* _Problem to work on_
Output the material exactly, but drop every image it holds.

* _Extracted material_
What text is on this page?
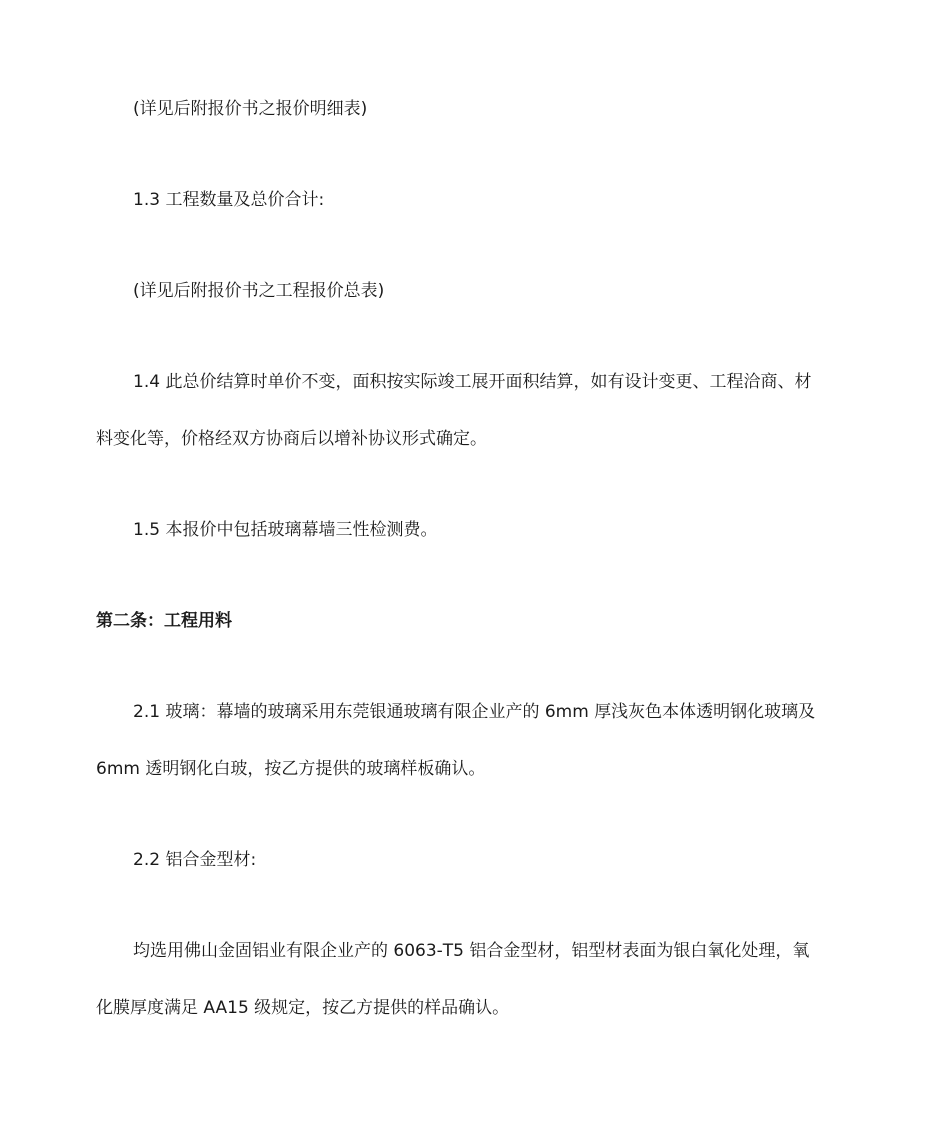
(详见后附报价书之报价明细表)

1.3 工程数量及总价合计:

(详见后附报价书之工程报价总表)

1.4 此总价结算时单价不变，面积按实际竣工展开面积结算，如有设计变更、工程洽商、材

料变化等，价格经双方协商后以增补协议形式确定。

1.5 本报价中包括玻璃幕墙三性检测费。

第二条：工程用料

2.1 玻璃：幕墙的玻璃采用东莞银通玻璃有限企业产的 6mm 厚浅灰色本体透明钢化玻璃及

6mm 透明钢化白玻，按乙方提供的玻璃样板确认。

2.2 铝合金型材:

均选用佛山金固铝业有限企业产的 6063-T5 铝合金型材，铝型材表面为银白氧化处理，氧

化膜厚度满足 AA15 级规定，按乙方提供的样品确认。
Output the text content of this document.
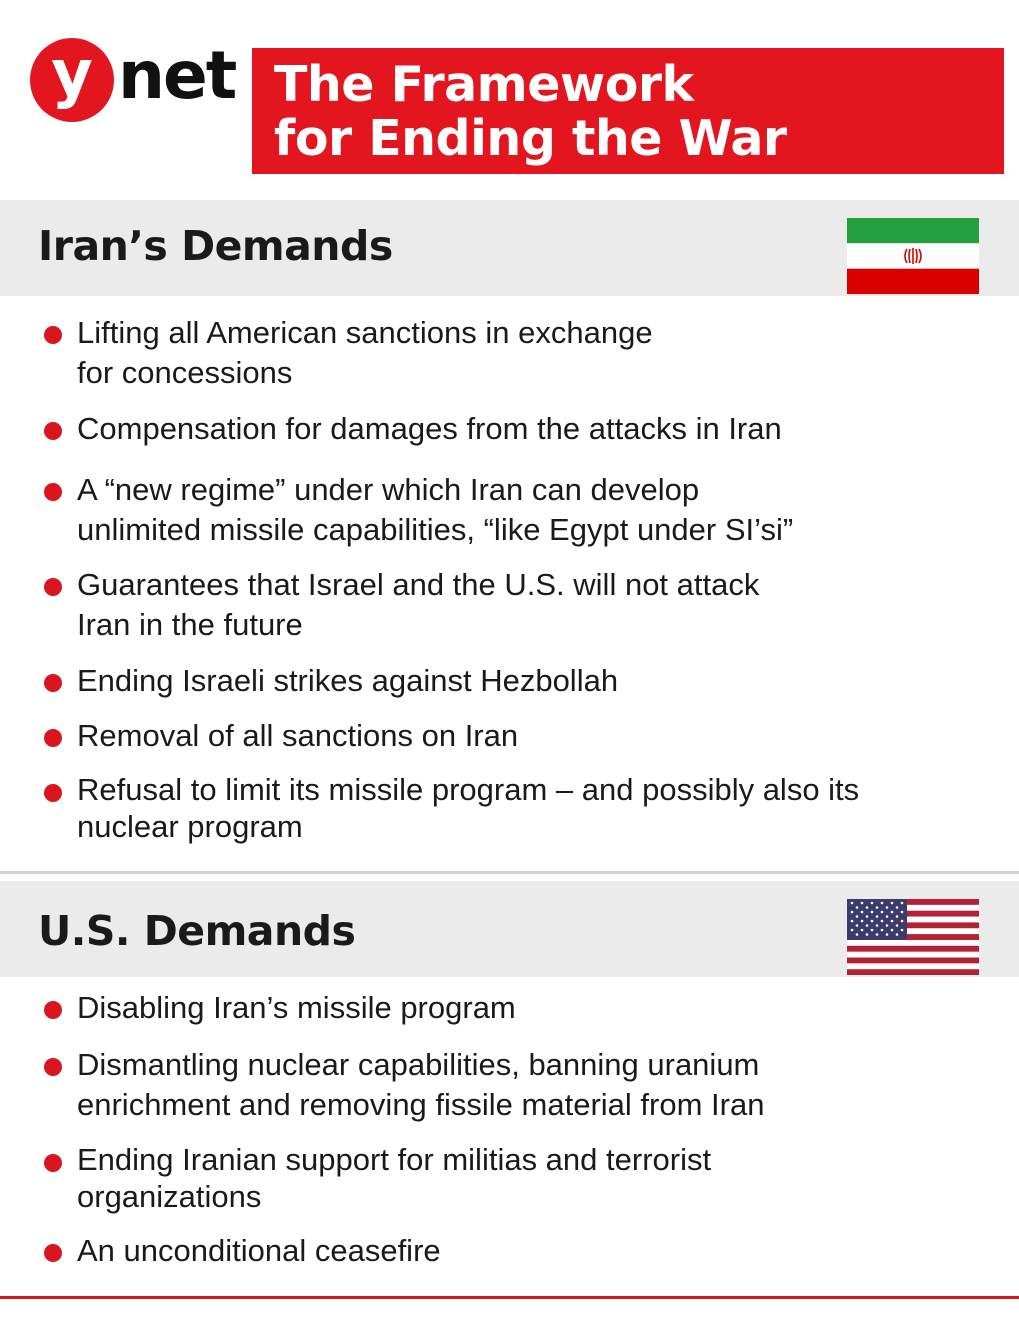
y net The Framework
for Ending the War
Iran’s Demands
Lifting all American sanctions in exchange
for concessions
Compensation for damages from the attacks in Iran
A “new regime” under which Iran can develop
unlimited missile capabilities, “like Egypt under SI’si”
Guarantees that Israel and the U.S. will not attack
Iran in the future
Ending Israeli strikes against Hezbollah
Removal of all sanctions on Iran
Refusal to limit its missile program – and possibly also its
nuclear program
U.S. Demands
Disabling Iran’s missile program
Dismantling nuclear capabilities, banning uranium
enrichment and removing fissile material from Iran
Ending Iranian support for militias and terrorist
organizations
An unconditional ceasefire
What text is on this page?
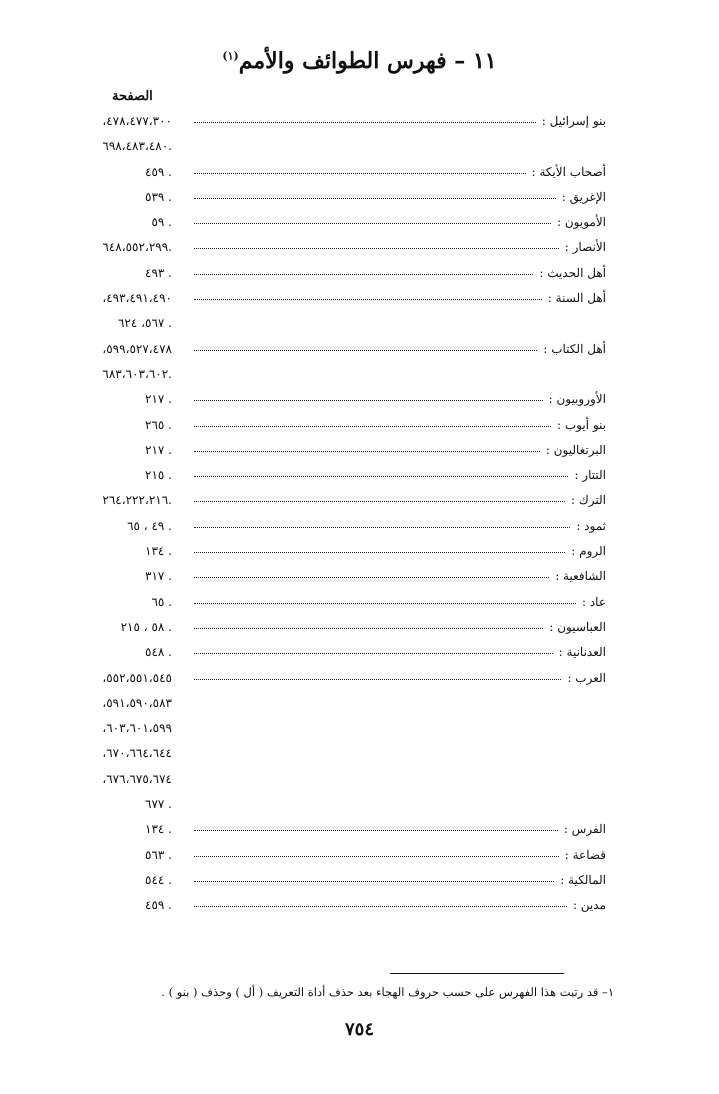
١١ – فهرس الطوائف والأمم$^{(١)}$
الصفحة
،٤٧٨،٤٧٧،٣٠٠	بنو إسرائيل :
٦٩٨،٤٨٣،٤٨٠.
٤٥٩ .	أصحاب الأيكة :
٥٣٩ .	الإغريق :
٥٩ .	الأمويون :
٦٤٨،٥٥٢،٢٩٩.	الأنصار :
٤٩٣ .	أهل الحديث :
،٤٩٣،٤٩١،٤٩٠	أهل السنة :
٥٦٧، ٦٢٤ .
،٥٩٩،٥٢٧،٤٧٨	أهل الكتاب :
٦٨٣،٦٠٣،٦٠٢.
٢١٧ .	الأوروبيون :
٢٦٥ .	بنو أيوب :
٢١٧ .	البرتغاليون :
٢١٥ .	التتار :
٢٦٤،٢٢٢،٢١٦.	الترك :
٤٩ ، ٦٥ .	ثمود :
١٣٤ .	الروم :
٣١٧ .	الشافعية :
٦٥ .	عاد :
٥٨ ، ٢١٥ .	العباسيون :
٥٤٨ .	العدنانية :
،٥٥٢،٥٥١،٥٤٥	العرب :
،٥٩١،٥٩٠،٥٨٣
،٦٠٣،٦٠١،٥٩٩
،٦٧٠،٦٦٤،٦٤٤
،٦٧٦،٦٧٥،٦٧٤
٦٧٧ .
١٣٤ .	الفرس :
٥٦٣ .	قضاعة :
٥٤٤ .	المالكية :
٤٥٩ .	مدين :
١– قد رتبت هذا الفهرس على حسب حروف الهجاء بعد حذف أداة التعريف ( أل ) وحذف ( بنو ) .
٧٥٤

* _Problem solution_
What text is on this page?
(详见后附报价书之报价明细表)

1.3 工程数量及总价合计:

(详见后附报价书之工程报价总表)

1.4 此总价结算时单价不变，面积按实际竣工展开面积结算，如有设计变更、工程洽商、材

料变化等，价格经双方协商后以增补协议形式确定。

1.5 本报价中包括玻璃幕墙三性检测费。

第二条：工程用料

2.1 玻璃：幕墙的玻璃采用东莞银通玻璃有限企业产的 6mm 厚浅灰色本体透明钢化玻璃及

6mm 透明钢化白玻，按乙方提供的玻璃样板确认。

2.2 铝合金型材:

均选用佛山金固铝业有限企业产的 6063-T5 铝合金型材，铝型材表面为银白氧化处理，氧

化膜厚度满足 AA15 级规定，按乙方提供的样品确认。
Output the text content of this document.
y net The Framework
for Ending the War
Iran’s Demands
Lifting all American sanctions in exchange
for concessions
Compensation for damages from the attacks in Iran
A “new regime” under which Iran can develop
unlimited missile capabilities, “like Egypt under SI’si”
Guarantees that Israel and the U.S. will not attack
Iran in the future
Ending Israeli strikes against Hezbollah
Removal of all sanctions on Iran
Refusal to limit its missile program – and possibly also its
nuclear program
U.S. Demands
Disabling Iran’s missile program
Dismantling nuclear capabilities, banning uranium
enrichment and removing fissile material from Iran
Ending Iranian support for militias and terrorist
organizations
An unconditional ceasefire
What text is on this page?
١١ – فهرس الطوائف والأمم$^{(١)}$
الصفحة
،٤٧٨،٤٧٧،٣٠٠	بنو إسرائيل :
٦٩٨،٤٨٣،٤٨٠.
٤٥٩ .	أصحاب الأيكة :
٥٣٩ .	الإغريق :
٥٩ .	الأمويون :
٦٤٨،٥٥٢،٢٩٩.	الأنصار :
٤٩٣ .	أهل الحديث :
،٤٩٣،٤٩١،٤٩٠	أهل السنة :
٥٦٧، ٦٢٤ .
،٥٩٩،٥٢٧،٤٧٨	أهل الكتاب :
٦٨٣،٦٠٣،٦٠٢.
٢١٧ .	الأوروبيون :
٢٦٥ .	بنو أيوب :
٢١٧ .	البرتغاليون :
٢١٥ .	التتار :
٢٦٤،٢٢٢،٢١٦.	الترك :
٤٩ ، ٦٥ .	ثمود :
١٣٤ .	الروم :
٣١٧ .	الشافعية :
٦٥ .	عاد :
٥٨ ، ٢١٥ .	العباسيون :
٥٤٨ .	العدنانية :
،٥٥٢،٥٥١،٥٤٥	العرب :
،٥٩١،٥٩٠،٥٨٣
،٦٠٣،٦٠١،٥٩٩
،٦٧٠،٦٦٤،٦٤٤
،٦٧٦،٦٧٥،٦٧٤
٦٧٧ .
١٣٤ .	الفرس :
٥٦٣ .	قضاعة :
٥٤٤ .	المالكية :
٤٥٩ .	مدين :
١– قد رتبت هذا الفهرس على حسب حروف الهجاء بعد حذف أداة التعريف ( أل ) وحذف ( بنو ) .
٧٥٤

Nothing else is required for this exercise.